Raw records
__________
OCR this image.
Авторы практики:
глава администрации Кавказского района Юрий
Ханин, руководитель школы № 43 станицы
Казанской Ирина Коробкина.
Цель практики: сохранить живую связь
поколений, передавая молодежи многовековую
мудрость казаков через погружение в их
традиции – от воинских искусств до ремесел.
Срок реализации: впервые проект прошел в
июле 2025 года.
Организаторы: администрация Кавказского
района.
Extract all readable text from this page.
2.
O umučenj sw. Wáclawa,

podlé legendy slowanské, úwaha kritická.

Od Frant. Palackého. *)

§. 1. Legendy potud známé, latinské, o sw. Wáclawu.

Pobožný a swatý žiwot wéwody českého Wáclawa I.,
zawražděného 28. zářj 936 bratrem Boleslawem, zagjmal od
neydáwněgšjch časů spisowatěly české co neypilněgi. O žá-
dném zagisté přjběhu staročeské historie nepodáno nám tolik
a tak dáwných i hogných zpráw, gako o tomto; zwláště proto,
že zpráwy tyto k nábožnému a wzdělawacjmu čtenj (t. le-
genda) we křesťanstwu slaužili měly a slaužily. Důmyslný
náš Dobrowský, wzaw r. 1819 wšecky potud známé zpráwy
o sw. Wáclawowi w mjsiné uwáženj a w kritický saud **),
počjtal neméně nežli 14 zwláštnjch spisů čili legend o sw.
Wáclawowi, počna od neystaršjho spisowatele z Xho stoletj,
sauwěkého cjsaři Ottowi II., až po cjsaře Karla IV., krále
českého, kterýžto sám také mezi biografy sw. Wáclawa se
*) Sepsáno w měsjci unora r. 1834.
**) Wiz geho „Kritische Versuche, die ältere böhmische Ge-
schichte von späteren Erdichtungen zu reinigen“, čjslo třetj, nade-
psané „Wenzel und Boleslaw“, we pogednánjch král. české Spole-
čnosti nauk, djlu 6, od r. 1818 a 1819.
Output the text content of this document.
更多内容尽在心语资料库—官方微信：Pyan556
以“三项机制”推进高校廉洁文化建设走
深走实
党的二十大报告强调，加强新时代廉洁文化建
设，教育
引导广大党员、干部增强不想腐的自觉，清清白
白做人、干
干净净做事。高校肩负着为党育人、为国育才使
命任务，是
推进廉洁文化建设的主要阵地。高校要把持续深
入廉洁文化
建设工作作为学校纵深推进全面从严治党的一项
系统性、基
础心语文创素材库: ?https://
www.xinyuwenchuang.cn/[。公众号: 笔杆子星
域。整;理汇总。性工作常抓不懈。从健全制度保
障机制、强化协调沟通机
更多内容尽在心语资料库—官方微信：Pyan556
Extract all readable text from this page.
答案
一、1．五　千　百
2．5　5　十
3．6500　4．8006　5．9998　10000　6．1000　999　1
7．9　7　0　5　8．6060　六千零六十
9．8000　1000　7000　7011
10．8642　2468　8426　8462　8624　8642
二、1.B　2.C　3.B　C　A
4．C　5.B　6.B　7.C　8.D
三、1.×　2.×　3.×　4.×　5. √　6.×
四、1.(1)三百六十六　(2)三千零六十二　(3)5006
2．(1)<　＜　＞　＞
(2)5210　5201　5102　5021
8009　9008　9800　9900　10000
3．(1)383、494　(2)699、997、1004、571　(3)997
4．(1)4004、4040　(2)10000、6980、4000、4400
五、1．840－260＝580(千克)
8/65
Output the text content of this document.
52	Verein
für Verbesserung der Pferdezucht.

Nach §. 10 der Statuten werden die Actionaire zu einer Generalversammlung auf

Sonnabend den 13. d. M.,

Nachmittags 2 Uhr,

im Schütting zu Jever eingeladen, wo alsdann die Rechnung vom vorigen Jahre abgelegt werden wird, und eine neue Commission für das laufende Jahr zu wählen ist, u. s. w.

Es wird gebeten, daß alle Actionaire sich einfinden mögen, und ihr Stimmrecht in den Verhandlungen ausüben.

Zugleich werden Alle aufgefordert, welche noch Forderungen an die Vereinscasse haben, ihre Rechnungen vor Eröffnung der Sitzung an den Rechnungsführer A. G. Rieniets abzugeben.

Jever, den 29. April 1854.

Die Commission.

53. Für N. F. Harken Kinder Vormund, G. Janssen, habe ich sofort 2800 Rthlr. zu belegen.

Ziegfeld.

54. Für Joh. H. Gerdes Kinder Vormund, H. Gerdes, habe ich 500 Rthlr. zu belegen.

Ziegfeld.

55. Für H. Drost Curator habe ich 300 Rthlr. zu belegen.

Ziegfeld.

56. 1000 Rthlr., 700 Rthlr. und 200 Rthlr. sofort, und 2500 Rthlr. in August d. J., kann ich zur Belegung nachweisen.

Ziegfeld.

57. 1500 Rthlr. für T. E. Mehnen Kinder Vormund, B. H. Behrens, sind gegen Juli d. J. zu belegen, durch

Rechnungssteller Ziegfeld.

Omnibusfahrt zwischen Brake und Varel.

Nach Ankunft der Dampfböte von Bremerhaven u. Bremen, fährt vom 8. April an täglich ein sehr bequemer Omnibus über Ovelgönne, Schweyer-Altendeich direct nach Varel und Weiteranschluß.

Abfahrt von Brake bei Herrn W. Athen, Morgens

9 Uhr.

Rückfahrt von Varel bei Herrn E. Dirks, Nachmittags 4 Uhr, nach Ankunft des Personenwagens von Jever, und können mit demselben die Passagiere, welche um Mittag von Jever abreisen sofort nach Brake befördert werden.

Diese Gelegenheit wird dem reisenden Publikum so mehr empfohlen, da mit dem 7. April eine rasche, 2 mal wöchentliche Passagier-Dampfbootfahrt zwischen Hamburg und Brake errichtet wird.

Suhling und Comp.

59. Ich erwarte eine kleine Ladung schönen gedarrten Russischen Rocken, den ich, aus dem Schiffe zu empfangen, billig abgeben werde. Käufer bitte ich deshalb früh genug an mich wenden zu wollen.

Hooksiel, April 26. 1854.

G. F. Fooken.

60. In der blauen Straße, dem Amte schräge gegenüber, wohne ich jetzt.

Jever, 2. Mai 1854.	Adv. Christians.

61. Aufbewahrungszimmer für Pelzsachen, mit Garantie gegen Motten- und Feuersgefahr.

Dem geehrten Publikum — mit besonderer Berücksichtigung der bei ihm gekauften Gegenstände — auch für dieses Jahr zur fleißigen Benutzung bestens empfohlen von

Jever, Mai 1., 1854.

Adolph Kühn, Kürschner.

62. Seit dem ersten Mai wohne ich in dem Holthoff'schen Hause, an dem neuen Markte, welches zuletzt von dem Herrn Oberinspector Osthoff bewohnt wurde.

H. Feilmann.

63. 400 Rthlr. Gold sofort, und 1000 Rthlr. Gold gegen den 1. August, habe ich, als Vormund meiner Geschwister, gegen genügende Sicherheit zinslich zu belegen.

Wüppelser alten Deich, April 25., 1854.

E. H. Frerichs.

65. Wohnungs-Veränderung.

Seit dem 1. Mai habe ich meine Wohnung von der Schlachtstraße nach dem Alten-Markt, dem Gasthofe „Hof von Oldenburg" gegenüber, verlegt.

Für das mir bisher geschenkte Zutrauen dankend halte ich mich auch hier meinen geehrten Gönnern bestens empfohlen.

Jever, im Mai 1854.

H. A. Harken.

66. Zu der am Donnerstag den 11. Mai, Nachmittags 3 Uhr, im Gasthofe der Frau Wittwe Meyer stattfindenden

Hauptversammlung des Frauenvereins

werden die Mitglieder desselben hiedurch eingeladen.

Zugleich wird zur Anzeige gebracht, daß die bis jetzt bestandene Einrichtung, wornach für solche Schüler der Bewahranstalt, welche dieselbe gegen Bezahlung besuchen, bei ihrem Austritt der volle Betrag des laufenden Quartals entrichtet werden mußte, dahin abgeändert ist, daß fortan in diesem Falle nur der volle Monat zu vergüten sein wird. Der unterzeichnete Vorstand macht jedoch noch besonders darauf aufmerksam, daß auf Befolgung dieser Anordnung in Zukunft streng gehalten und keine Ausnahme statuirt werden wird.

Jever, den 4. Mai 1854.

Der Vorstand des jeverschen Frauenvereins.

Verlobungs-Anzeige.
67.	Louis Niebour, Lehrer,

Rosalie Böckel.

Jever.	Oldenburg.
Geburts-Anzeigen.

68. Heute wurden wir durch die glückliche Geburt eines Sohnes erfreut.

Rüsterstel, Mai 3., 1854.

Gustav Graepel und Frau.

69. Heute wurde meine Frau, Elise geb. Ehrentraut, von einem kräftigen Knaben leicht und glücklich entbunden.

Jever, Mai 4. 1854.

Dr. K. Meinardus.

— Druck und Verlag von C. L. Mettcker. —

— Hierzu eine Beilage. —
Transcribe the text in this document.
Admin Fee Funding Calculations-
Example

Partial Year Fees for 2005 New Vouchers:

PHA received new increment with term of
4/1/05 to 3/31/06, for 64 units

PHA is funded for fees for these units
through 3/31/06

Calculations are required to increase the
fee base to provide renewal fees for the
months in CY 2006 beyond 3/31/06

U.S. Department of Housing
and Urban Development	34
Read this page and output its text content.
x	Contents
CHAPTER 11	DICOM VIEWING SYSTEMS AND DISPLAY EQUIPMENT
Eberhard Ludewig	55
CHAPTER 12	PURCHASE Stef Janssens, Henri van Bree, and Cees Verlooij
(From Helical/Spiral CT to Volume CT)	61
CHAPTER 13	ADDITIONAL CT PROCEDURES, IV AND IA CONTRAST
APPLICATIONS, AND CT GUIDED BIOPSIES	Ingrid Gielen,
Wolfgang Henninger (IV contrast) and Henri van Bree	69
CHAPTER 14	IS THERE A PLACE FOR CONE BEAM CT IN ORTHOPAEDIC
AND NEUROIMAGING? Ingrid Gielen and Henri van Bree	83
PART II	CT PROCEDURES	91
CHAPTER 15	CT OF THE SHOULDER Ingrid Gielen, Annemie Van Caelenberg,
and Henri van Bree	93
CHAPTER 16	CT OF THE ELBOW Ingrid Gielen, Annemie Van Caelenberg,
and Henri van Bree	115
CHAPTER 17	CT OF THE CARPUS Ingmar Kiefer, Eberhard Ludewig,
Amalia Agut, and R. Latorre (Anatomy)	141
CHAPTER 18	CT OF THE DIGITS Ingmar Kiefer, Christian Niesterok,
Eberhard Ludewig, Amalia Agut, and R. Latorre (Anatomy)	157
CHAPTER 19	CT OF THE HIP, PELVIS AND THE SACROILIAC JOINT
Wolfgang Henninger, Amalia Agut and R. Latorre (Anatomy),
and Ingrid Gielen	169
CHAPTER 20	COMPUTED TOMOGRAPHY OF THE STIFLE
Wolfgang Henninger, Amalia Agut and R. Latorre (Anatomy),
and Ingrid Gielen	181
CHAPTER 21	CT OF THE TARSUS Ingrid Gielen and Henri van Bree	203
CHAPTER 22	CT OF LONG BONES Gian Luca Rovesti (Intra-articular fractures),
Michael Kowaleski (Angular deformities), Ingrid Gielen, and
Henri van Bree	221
__________
» Problem to work on: Extract all lines from the data in which "Oldenburg" is found.

» Correct output:
Seit dem 1. Mai habe ich meine Wohnung von der Schlachtstraße nach dem Alten-Markt, dem Gasthofe „Hof von Oldenburg" gegenüber, verlegt.
Jever.	Oldenburg.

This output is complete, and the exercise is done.